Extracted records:
[start]
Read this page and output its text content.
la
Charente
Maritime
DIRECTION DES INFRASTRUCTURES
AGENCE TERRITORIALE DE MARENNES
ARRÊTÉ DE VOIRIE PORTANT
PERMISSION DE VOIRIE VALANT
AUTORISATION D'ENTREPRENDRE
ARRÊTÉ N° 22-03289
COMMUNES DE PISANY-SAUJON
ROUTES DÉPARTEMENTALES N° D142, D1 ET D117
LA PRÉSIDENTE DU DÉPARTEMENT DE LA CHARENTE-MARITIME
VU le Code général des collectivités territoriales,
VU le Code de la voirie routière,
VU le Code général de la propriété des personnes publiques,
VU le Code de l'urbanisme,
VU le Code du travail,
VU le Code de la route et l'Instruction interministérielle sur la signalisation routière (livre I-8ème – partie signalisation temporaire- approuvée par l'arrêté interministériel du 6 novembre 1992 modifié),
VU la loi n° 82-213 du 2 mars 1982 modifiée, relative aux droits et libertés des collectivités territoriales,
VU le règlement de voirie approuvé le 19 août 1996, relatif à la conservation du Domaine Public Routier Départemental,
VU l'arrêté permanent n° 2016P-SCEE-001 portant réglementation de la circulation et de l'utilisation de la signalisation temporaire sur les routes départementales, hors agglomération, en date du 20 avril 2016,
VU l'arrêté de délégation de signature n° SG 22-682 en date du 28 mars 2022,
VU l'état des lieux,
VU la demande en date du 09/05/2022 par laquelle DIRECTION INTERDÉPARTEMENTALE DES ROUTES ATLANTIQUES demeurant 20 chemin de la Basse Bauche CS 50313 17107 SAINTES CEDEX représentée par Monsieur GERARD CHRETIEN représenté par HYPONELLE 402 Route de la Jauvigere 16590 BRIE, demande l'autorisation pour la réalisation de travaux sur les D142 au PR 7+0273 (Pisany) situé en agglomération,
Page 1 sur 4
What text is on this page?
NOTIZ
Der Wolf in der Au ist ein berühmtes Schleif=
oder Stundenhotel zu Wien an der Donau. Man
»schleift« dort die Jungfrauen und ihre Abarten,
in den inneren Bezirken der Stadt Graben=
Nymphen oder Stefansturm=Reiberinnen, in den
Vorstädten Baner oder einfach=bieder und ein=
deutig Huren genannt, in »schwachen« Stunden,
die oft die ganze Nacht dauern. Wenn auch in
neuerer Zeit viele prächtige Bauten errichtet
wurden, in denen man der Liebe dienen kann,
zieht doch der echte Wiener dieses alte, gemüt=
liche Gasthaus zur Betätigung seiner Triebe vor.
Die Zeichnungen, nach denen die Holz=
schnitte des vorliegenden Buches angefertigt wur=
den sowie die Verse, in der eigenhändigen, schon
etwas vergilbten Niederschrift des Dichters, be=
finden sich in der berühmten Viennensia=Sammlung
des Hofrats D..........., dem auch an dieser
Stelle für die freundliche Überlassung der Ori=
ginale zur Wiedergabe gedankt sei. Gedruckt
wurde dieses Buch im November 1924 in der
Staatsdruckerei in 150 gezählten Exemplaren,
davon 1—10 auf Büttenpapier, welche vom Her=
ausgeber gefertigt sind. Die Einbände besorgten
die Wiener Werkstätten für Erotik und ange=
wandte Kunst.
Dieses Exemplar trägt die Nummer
[end]
- [TASK BRIEF] Say how many lines in the listing above include "routière". Give nothing but the number.

- [SOLUTION TO THIS EXERCISE] 2